Raw data
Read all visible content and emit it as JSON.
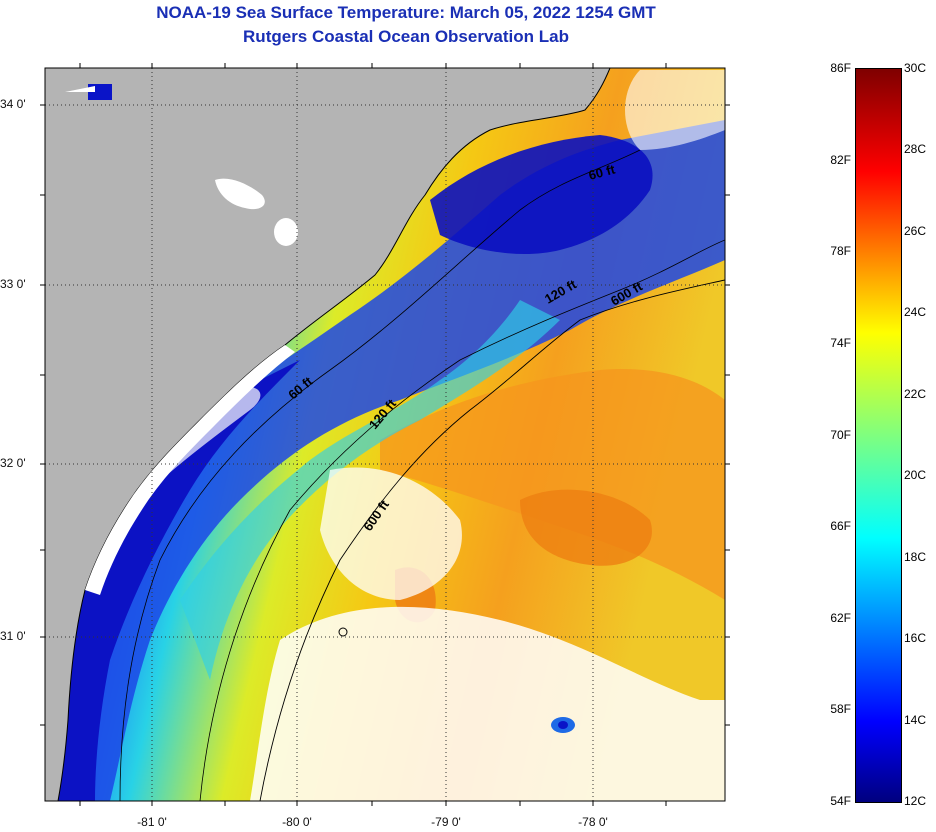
{
  "title": {
    "line1": "NOAA-19 Sea Surface Temperature:  March 05, 2022 1254 GMT",
    "line2": "Rutgers Coastal Ocean Observation Lab"
  },
  "map": {
    "lat_labels": [
      "34 0'",
      "33 0'",
      "32 0'",
      "31 0'"
    ],
    "lon_labels": [
      "-81 0'",
      "-80 0'",
      "-79 0'",
      "-78 0'"
    ],
    "contours": [
      "60 ft",
      "120 ft",
      "600 ft",
      "60 ft",
      "120 ft",
      "600 ft"
    ],
    "colors": {
      "land": "#b4b4b4",
      "cloud": "#ffffff",
      "cold": "#1010c8",
      "warm": "#f08c10"
    }
  },
  "colorbar": {
    "fahrenheit": [
      "86F",
      "82F",
      "78F",
      "74F",
      "70F",
      "66F",
      "62F",
      "58F",
      "54F"
    ],
    "celsius": [
      "30C",
      "28C",
      "26C",
      "24C",
      "22C",
      "20C",
      "18C",
      "16C",
      "14C",
      "12C"
    ],
    "range_f": [
      54,
      86
    ],
    "range_c": [
      12,
      30
    ]
  }
}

Written exercise
Without the pictures, write out every entry precisely as it appears.

Full solution
Read all visible content and emit it as JSON.
{
  "title": {
    "line1": "NOAA-19 Sea Surface Temperature:  March 05, 2022 1254 GMT",
    "line2": "Rutgers Coastal Ocean Observation Lab"
  },
  "map": {
    "lat_labels": [
      "34 0'",
      "33 0'",
      "32 0'",
      "31 0'"
    ],
    "lon_labels": [
      "-81 0'",
      "-80 0'",
      "-79 0'",
      "-78 0'"
    ],
    "contours": [
      "60 ft",
      "120 ft",
      "600 ft",
      "60 ft",
      "120 ft",
      "600 ft"
    ],
    "colors": {
      "land": "#b4b4b4",
      "cloud": "#ffffff",
      "cold": "#1010c8",
      "warm": "#f08c10"
    }
  },
  "colorbar": {
    "fahrenheit": [
      "86F",
      "82F",
      "78F",
      "74F",
      "70F",
      "66F",
      "62F",
      "58F",
      "54F"
    ],
    "celsius": [
      "30C",
      "28C",
      "26C",
      "24C",
      "22C",
      "20C",
      "18C",
      "16C",
      "14C",
      "12C"
    ],
    "range_f": [
      54,
      86
    ],
    "range_c": [
      12,
      30
    ]
  }
}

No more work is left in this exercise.